What the task asks
Copy the data that follows, character for character, minus the pictures.

Figure record listings

□ □ □ □

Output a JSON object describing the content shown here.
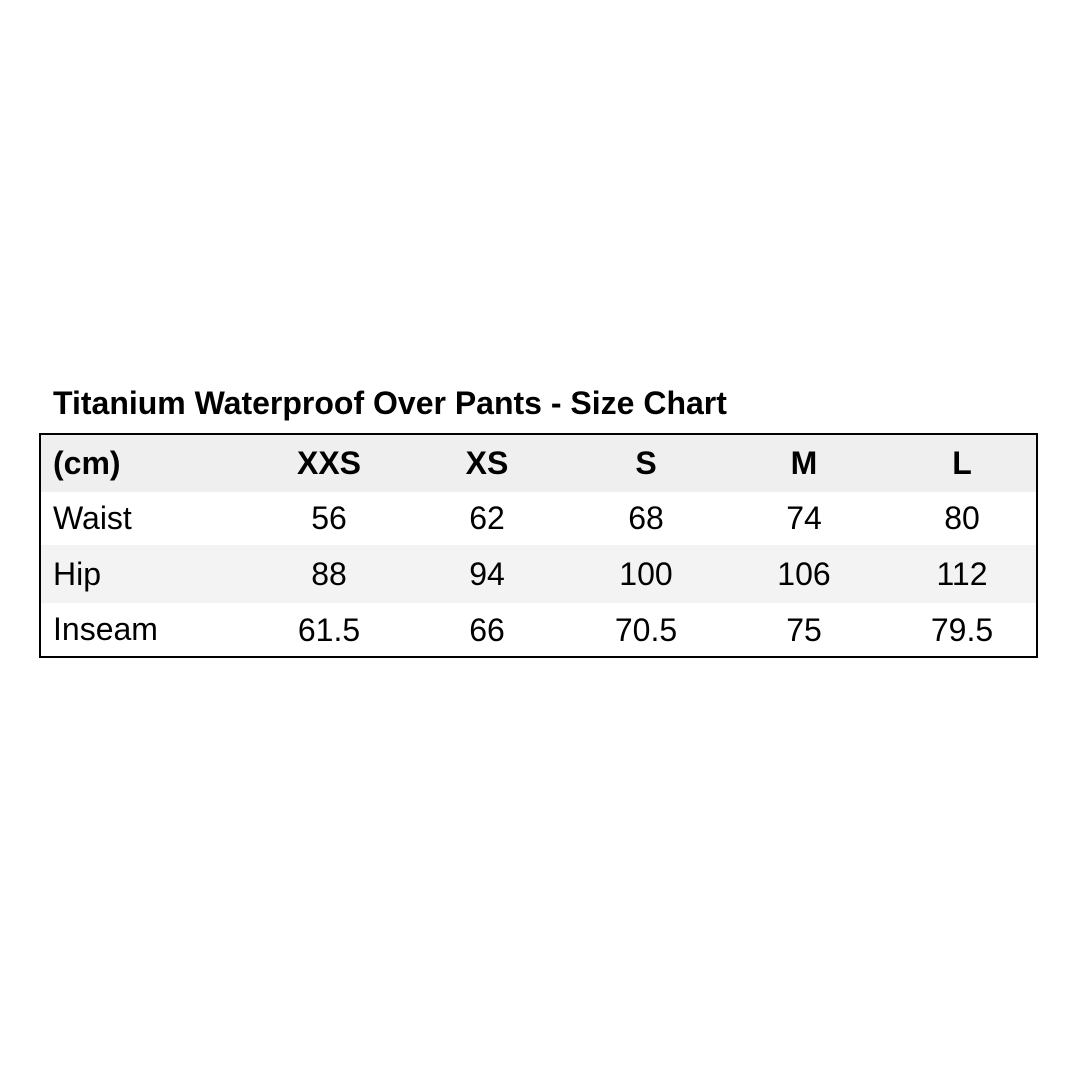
{
  "title": "Titanium Waterproof Over Pants - Size Chart",
  "table": {
    "headers": [
      "(cm)",
      "XXS",
      "XS",
      "S",
      "M",
      "L"
    ],
    "rows": [
      {
        "label": "Waist",
        "values": [
          "56",
          "62",
          "68",
          "74",
          "80"
        ]
      },
      {
        "label": "Hip",
        "values": [
          "88",
          "94",
          "100",
          "106",
          "112"
        ]
      },
      {
        "label": "Inseam",
        "values": [
          "61.5",
          "66",
          "70.5",
          "75",
          "79.5"
        ]
      }
    ]
  },
  "colors": {
    "header_bg": "#efefef",
    "stripe_bg": "#f3f3f3",
    "border": "#000000"
  }
}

□ □ □ □

Answer
Output a JSON object describing the content shown here.
{
  "title": "Titanium Waterproof Over Pants - Size Chart",
  "table": {
    "headers": [
      "(cm)",
      "XXS",
      "XS",
      "S",
      "M",
      "L"
    ],
    "rows": [
      {
        "label": "Waist",
        "values": [
          "56",
          "62",
          "68",
          "74",
          "80"
        ]
      },
      {
        "label": "Hip",
        "values": [
          "88",
          "94",
          "100",
          "106",
          "112"
        ]
      },
      {
        "label": "Inseam",
        "values": [
          "61.5",
          "66",
          "70.5",
          "75",
          "79.5"
        ]
      }
    ]
  },
  "colors": {
    "header_bg": "#efefef",
    "stripe_bg": "#f3f3f3",
    "border": "#000000"
  }
}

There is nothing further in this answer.